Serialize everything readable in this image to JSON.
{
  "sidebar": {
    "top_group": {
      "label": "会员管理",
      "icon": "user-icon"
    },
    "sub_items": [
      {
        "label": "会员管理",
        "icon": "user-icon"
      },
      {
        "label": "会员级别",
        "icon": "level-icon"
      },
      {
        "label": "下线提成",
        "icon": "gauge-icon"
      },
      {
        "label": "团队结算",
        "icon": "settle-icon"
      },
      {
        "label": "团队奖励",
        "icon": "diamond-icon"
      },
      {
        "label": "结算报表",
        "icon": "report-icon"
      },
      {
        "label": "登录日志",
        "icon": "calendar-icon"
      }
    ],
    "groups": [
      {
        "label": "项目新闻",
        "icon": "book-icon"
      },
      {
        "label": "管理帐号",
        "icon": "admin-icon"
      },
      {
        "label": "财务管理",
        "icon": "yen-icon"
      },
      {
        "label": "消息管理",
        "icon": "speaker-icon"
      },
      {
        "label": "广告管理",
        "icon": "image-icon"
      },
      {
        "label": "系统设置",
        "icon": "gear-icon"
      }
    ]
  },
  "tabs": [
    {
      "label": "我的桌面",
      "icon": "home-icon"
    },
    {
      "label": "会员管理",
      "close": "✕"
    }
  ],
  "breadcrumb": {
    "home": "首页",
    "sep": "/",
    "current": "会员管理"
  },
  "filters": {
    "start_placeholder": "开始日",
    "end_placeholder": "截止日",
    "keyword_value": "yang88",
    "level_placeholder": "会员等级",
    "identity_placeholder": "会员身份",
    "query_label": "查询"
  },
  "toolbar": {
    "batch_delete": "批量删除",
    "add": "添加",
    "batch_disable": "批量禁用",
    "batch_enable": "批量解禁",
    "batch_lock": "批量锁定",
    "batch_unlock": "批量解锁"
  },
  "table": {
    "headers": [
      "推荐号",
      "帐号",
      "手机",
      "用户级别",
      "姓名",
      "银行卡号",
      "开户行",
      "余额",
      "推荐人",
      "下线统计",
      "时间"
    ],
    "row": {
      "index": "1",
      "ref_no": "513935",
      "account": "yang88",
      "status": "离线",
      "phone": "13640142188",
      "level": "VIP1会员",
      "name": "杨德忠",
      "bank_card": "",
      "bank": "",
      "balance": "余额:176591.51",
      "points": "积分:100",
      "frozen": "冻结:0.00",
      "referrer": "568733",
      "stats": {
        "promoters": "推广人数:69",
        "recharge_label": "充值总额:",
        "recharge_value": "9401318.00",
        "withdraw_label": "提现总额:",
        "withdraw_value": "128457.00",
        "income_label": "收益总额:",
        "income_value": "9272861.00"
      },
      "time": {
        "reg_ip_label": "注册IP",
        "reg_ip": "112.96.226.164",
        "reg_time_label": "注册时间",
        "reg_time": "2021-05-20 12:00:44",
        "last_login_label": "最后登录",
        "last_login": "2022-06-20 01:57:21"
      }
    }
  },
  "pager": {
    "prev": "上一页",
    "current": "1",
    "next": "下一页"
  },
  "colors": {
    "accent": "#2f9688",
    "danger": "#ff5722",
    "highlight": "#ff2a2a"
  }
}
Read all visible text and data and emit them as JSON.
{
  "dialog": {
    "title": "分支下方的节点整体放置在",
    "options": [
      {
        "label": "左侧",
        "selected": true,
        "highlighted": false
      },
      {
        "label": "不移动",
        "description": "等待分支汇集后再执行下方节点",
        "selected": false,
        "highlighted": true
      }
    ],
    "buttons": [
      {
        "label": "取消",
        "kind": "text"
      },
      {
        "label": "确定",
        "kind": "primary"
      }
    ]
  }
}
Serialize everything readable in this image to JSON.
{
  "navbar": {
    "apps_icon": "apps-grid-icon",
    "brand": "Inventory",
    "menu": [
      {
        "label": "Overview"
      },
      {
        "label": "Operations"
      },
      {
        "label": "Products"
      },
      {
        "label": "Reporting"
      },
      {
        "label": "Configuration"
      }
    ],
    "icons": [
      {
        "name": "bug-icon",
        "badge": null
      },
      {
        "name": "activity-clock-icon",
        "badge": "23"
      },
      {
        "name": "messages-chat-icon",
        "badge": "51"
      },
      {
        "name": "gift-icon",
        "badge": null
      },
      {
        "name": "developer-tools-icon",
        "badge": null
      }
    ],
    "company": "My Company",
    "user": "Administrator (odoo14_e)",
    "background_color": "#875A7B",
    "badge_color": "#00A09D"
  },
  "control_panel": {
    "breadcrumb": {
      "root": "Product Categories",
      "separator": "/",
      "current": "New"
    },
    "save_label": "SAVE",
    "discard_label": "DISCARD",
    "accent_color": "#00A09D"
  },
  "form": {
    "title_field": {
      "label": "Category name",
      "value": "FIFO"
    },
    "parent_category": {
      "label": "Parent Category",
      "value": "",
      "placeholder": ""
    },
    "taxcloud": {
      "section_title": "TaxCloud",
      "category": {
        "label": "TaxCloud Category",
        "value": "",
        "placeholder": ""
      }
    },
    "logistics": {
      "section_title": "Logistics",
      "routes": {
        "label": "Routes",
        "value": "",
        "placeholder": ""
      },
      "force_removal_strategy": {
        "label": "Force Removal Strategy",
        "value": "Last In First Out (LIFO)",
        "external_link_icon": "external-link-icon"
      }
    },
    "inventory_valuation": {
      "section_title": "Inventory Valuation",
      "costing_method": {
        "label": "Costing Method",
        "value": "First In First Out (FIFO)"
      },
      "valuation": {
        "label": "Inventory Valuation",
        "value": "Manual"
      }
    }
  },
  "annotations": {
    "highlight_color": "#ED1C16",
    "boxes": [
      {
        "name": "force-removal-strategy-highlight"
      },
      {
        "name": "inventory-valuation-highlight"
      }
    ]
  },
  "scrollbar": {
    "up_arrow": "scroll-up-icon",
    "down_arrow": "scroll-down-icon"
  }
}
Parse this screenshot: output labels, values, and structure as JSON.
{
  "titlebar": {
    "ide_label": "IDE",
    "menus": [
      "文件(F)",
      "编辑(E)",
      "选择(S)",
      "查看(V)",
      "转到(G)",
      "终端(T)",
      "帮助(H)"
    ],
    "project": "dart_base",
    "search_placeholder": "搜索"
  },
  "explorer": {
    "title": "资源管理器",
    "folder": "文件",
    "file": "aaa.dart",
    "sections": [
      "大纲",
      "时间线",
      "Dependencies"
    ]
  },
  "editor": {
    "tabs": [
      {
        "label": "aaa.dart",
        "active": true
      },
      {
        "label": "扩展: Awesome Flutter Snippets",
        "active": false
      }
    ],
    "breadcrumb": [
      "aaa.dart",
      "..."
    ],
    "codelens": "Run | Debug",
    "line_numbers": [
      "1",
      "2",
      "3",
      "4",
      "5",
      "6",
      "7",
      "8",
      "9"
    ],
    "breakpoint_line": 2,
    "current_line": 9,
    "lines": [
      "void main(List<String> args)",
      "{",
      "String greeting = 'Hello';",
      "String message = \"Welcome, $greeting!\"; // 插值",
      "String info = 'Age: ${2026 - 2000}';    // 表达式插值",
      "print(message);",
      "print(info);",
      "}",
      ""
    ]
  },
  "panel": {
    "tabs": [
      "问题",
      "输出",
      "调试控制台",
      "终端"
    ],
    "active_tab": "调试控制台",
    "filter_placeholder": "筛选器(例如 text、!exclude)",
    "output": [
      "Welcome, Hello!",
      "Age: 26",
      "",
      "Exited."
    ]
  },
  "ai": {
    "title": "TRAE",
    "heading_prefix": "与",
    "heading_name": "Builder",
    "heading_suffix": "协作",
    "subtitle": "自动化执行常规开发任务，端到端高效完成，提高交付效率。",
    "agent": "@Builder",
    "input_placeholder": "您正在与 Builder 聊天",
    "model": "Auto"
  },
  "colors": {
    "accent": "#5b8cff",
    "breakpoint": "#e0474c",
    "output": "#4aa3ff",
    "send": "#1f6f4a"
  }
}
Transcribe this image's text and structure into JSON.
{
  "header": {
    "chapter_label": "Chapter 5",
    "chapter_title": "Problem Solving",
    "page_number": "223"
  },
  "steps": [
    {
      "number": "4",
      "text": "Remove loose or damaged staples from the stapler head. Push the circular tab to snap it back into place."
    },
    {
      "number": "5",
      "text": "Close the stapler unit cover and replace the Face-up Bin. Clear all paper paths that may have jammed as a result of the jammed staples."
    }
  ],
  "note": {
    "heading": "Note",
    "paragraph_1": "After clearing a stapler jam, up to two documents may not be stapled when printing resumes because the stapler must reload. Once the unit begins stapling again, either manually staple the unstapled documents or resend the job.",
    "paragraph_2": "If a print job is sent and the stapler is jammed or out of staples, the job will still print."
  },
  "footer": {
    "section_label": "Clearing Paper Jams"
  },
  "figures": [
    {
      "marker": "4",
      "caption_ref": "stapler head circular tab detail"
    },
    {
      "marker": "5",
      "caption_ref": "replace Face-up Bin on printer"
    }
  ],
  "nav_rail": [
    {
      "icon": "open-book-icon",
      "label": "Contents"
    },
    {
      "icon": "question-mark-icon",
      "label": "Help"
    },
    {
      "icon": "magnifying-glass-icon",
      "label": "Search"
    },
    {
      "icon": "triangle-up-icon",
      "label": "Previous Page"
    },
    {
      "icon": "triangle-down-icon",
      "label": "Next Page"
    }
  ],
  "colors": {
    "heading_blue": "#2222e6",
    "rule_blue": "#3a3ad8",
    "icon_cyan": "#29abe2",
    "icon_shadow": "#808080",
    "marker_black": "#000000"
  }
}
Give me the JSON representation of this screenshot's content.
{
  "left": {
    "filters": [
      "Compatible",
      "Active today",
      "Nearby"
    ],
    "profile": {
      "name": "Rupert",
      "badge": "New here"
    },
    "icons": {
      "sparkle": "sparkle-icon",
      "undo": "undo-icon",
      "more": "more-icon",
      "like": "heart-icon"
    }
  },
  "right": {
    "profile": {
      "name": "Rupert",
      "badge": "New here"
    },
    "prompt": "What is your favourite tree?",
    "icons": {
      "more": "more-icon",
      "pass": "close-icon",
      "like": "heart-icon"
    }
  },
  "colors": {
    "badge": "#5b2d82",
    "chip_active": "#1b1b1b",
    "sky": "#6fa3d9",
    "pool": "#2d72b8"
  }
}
------------------------------
→ Do this
Of the lines above, how many include the word "unit"? Reply with the number only.

→ Response to the exercise
2